Items »

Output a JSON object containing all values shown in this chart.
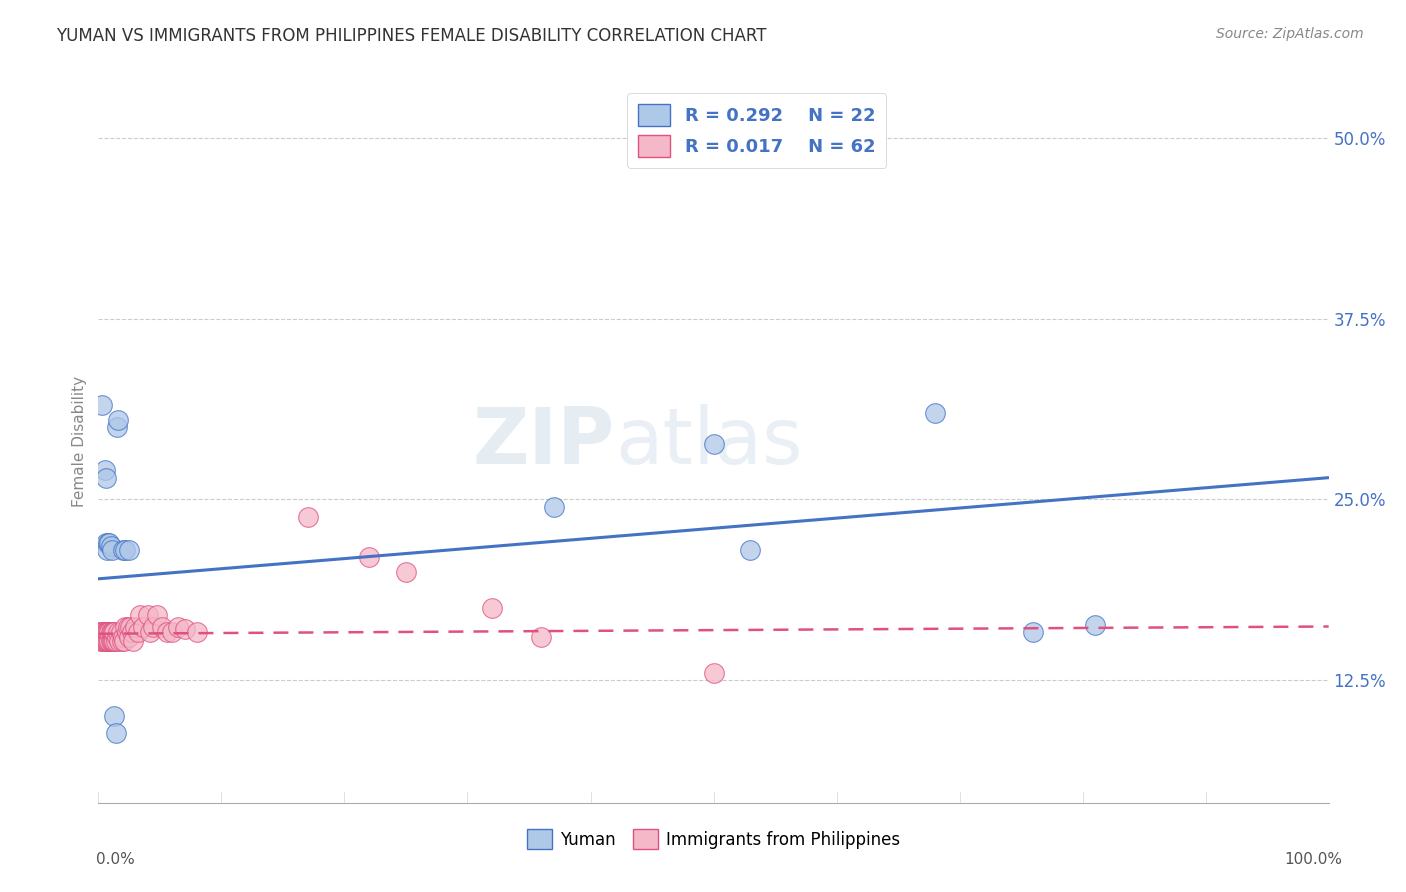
{
  "title": "YUMAN VS IMMIGRANTS FROM PHILIPPINES FEMALE DISABILITY CORRELATION CHART",
  "source": "Source: ZipAtlas.com",
  "ylabel": "Female Disability",
  "yaxis_ticks": [
    0.125,
    0.25,
    0.375,
    0.5
  ],
  "yaxis_labels": [
    "12.5%",
    "25.0%",
    "37.5%",
    "50.0%"
  ],
  "xmin": 0.0,
  "xmax": 1.0,
  "ymin": 0.04,
  "ymax": 0.54,
  "legend_r1": "R = 0.292",
  "legend_n1": "N = 22",
  "legend_r2": "R = 0.017",
  "legend_n2": "N = 62",
  "color_blue": "#aec8e8",
  "color_pink": "#f4b8c8",
  "color_blue_line": "#4472c4",
  "color_pink_line": "#e05080",
  "watermark_zip": "ZIP",
  "watermark_atlas": "atlas",
  "blue_x": [
    0.003,
    0.005,
    0.006,
    0.006,
    0.007,
    0.008,
    0.009,
    0.01,
    0.011,
    0.013,
    0.014,
    0.015,
    0.016,
    0.02,
    0.022,
    0.025,
    0.37,
    0.5,
    0.53,
    0.68,
    0.76,
    0.81
  ],
  "blue_y": [
    0.315,
    0.27,
    0.265,
    0.22,
    0.215,
    0.22,
    0.22,
    0.218,
    0.215,
    0.1,
    0.088,
    0.3,
    0.305,
    0.215,
    0.215,
    0.215,
    0.245,
    0.288,
    0.215,
    0.31,
    0.158,
    0.163
  ],
  "pink_x": [
    0.001,
    0.001,
    0.002,
    0.002,
    0.003,
    0.003,
    0.004,
    0.004,
    0.004,
    0.005,
    0.005,
    0.006,
    0.006,
    0.007,
    0.007,
    0.008,
    0.008,
    0.009,
    0.009,
    0.01,
    0.01,
    0.011,
    0.011,
    0.012,
    0.012,
    0.013,
    0.013,
    0.014,
    0.015,
    0.016,
    0.017,
    0.018,
    0.019,
    0.02,
    0.021,
    0.022,
    0.023,
    0.024,
    0.025,
    0.026,
    0.027,
    0.028,
    0.03,
    0.032,
    0.034,
    0.036,
    0.04,
    0.042,
    0.044,
    0.048,
    0.052,
    0.056,
    0.06,
    0.065,
    0.07,
    0.08,
    0.17,
    0.22,
    0.25,
    0.32,
    0.36,
    0.5
  ],
  "pink_y": [
    0.155,
    0.158,
    0.152,
    0.158,
    0.152,
    0.158,
    0.152,
    0.155,
    0.158,
    0.152,
    0.158,
    0.152,
    0.158,
    0.152,
    0.158,
    0.152,
    0.158,
    0.152,
    0.158,
    0.152,
    0.158,
    0.152,
    0.158,
    0.152,
    0.158,
    0.152,
    0.158,
    0.152,
    0.155,
    0.158,
    0.152,
    0.158,
    0.152,
    0.155,
    0.152,
    0.162,
    0.158,
    0.162,
    0.155,
    0.162,
    0.158,
    0.152,
    0.162,
    0.158,
    0.17,
    0.162,
    0.17,
    0.158,
    0.162,
    0.17,
    0.162,
    0.158,
    0.158,
    0.162,
    0.16,
    0.158,
    0.238,
    0.21,
    0.2,
    0.175,
    0.155,
    0.13
  ],
  "blue_line_x0": 0.0,
  "blue_line_x1": 1.0,
  "blue_line_y0": 0.195,
  "blue_line_y1": 0.265,
  "pink_line_x0": 0.0,
  "pink_line_x1": 1.0,
  "pink_line_y0": 0.157,
  "pink_line_y1": 0.162
}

Task to complete » Retype the whole listing exactly and leave the pictures out.

Solution to this task »
Output a JSON object containing all values shown in this chart.
{
  "title": "YUMAN VS IMMIGRANTS FROM PHILIPPINES FEMALE DISABILITY CORRELATION CHART",
  "source": "Source: ZipAtlas.com",
  "ylabel": "Female Disability",
  "yaxis_ticks": [
    0.125,
    0.25,
    0.375,
    0.5
  ],
  "yaxis_labels": [
    "12.5%",
    "25.0%",
    "37.5%",
    "50.0%"
  ],
  "xmin": 0.0,
  "xmax": 1.0,
  "ymin": 0.04,
  "ymax": 0.54,
  "legend_r1": "R = 0.292",
  "legend_n1": "N = 22",
  "legend_r2": "R = 0.017",
  "legend_n2": "N = 62",
  "color_blue": "#aec8e8",
  "color_pink": "#f4b8c8",
  "color_blue_line": "#4472c4",
  "color_pink_line": "#e05080",
  "watermark_zip": "ZIP",
  "watermark_atlas": "atlas",
  "blue_x": [
    0.003,
    0.005,
    0.006,
    0.006,
    0.007,
    0.008,
    0.009,
    0.01,
    0.011,
    0.013,
    0.014,
    0.015,
    0.016,
    0.02,
    0.022,
    0.025,
    0.37,
    0.5,
    0.53,
    0.68,
    0.76,
    0.81
  ],
  "blue_y": [
    0.315,
    0.27,
    0.265,
    0.22,
    0.215,
    0.22,
    0.22,
    0.218,
    0.215,
    0.1,
    0.088,
    0.3,
    0.305,
    0.215,
    0.215,
    0.215,
    0.245,
    0.288,
    0.215,
    0.31,
    0.158,
    0.163
  ],
  "pink_x": [
    0.001,
    0.001,
    0.002,
    0.002,
    0.003,
    0.003,
    0.004,
    0.004,
    0.004,
    0.005,
    0.005,
    0.006,
    0.006,
    0.007,
    0.007,
    0.008,
    0.008,
    0.009,
    0.009,
    0.01,
    0.01,
    0.011,
    0.011,
    0.012,
    0.012,
    0.013,
    0.013,
    0.014,
    0.015,
    0.016,
    0.017,
    0.018,
    0.019,
    0.02,
    0.021,
    0.022,
    0.023,
    0.024,
    0.025,
    0.026,
    0.027,
    0.028,
    0.03,
    0.032,
    0.034,
    0.036,
    0.04,
    0.042,
    0.044,
    0.048,
    0.052,
    0.056,
    0.06,
    0.065,
    0.07,
    0.08,
    0.17,
    0.22,
    0.25,
    0.32,
    0.36,
    0.5
  ],
  "pink_y": [
    0.155,
    0.158,
    0.152,
    0.158,
    0.152,
    0.158,
    0.152,
    0.155,
    0.158,
    0.152,
    0.158,
    0.152,
    0.158,
    0.152,
    0.158,
    0.152,
    0.158,
    0.152,
    0.158,
    0.152,
    0.158,
    0.152,
    0.158,
    0.152,
    0.158,
    0.152,
    0.158,
    0.152,
    0.155,
    0.158,
    0.152,
    0.158,
    0.152,
    0.155,
    0.152,
    0.162,
    0.158,
    0.162,
    0.155,
    0.162,
    0.158,
    0.152,
    0.162,
    0.158,
    0.17,
    0.162,
    0.17,
    0.158,
    0.162,
    0.17,
    0.162,
    0.158,
    0.158,
    0.162,
    0.16,
    0.158,
    0.238,
    0.21,
    0.2,
    0.175,
    0.155,
    0.13
  ],
  "blue_line_x0": 0.0,
  "blue_line_x1": 1.0,
  "blue_line_y0": 0.195,
  "blue_line_y1": 0.265,
  "pink_line_x0": 0.0,
  "pink_line_x1": 1.0,
  "pink_line_y0": 0.157,
  "pink_line_y1": 0.162
}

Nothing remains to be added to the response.